What this task involves
Looking through the listing, how many of its lines hold the word "secondo"? Answer with only the number.

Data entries
[BEGIN]

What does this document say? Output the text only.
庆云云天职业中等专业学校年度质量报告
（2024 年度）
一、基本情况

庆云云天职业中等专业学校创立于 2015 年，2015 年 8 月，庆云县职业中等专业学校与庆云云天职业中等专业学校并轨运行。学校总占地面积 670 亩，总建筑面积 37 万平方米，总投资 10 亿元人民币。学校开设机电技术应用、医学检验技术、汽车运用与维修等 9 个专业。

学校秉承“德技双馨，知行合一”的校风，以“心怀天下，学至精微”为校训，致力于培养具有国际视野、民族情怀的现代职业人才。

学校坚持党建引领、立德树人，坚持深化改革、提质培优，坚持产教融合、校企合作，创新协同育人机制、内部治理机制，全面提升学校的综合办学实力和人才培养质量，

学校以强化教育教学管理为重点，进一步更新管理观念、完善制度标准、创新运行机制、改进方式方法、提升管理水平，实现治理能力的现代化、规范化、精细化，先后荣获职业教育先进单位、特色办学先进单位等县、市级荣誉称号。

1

[END]
[BEGIN]

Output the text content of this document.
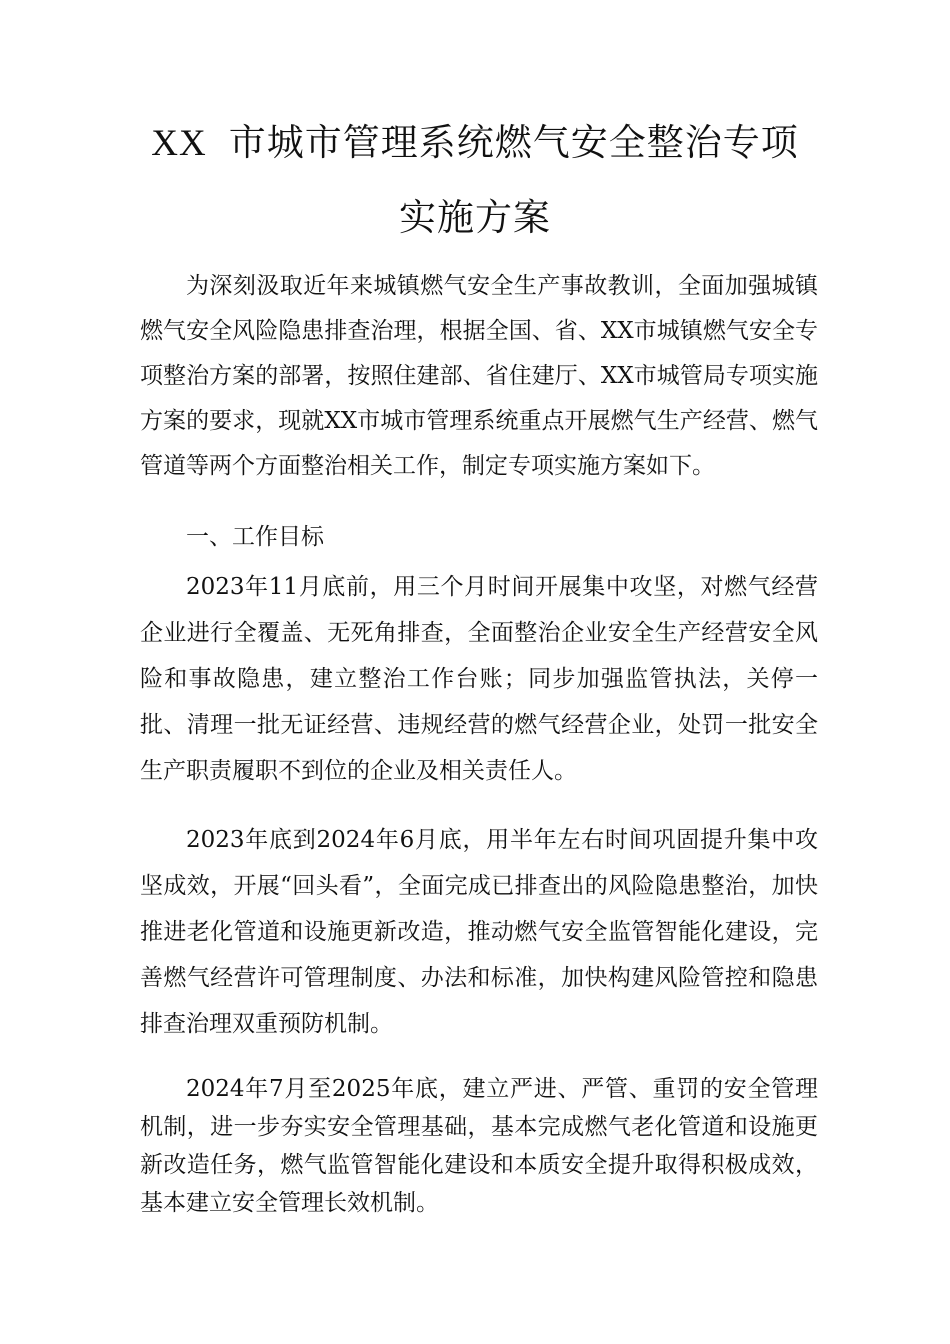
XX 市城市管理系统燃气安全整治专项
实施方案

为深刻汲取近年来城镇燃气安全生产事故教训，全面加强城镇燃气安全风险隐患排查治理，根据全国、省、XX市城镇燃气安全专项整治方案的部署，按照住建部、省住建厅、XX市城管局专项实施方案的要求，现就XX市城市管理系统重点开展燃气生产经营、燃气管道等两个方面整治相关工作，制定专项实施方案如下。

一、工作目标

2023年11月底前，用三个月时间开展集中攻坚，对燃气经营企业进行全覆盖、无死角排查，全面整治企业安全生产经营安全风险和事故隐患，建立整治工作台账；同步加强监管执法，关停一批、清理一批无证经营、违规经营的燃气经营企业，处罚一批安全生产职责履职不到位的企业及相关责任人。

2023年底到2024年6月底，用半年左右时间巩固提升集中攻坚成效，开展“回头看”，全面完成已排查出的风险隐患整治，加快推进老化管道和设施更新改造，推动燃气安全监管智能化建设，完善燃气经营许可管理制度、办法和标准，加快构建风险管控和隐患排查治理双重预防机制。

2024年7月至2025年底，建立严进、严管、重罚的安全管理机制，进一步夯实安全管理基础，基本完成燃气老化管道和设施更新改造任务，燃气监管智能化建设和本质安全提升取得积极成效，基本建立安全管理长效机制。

[END]
[BEGIN]

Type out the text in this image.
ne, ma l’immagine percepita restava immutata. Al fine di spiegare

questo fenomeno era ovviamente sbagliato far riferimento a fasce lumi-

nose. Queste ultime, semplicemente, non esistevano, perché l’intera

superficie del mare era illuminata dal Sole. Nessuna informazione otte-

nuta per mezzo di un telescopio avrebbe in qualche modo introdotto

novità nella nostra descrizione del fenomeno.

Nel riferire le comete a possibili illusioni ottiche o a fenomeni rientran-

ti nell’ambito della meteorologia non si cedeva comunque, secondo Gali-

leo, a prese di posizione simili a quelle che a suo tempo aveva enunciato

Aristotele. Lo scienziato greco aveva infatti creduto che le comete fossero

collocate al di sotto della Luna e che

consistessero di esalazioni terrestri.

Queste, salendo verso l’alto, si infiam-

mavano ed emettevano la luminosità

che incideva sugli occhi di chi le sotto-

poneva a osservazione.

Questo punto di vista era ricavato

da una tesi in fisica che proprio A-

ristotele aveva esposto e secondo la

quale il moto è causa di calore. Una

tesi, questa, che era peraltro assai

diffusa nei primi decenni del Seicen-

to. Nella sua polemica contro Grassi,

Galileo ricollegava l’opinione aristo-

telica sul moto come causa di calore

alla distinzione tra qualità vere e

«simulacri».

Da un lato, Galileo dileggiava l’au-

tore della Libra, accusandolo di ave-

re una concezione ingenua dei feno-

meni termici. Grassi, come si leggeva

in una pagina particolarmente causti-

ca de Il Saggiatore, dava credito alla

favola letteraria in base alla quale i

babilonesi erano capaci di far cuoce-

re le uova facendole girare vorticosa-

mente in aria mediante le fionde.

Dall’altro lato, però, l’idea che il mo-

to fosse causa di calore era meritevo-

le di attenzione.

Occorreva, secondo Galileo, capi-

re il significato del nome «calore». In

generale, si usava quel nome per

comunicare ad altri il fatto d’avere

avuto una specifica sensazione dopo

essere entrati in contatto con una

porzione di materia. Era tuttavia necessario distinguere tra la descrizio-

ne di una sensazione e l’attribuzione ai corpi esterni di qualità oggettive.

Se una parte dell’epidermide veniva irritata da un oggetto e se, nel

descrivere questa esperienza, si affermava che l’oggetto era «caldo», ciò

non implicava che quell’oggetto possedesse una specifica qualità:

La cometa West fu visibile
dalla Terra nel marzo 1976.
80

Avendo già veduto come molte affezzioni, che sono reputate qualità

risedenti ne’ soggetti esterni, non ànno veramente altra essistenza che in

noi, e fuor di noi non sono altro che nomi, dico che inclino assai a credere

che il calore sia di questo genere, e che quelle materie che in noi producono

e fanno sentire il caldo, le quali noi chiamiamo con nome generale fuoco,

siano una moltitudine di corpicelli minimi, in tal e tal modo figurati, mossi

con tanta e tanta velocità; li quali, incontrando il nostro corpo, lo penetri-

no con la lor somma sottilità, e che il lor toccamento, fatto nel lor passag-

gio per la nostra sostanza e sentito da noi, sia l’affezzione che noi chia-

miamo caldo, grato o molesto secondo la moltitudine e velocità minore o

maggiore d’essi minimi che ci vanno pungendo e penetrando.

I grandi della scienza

[END]

Answer in full
4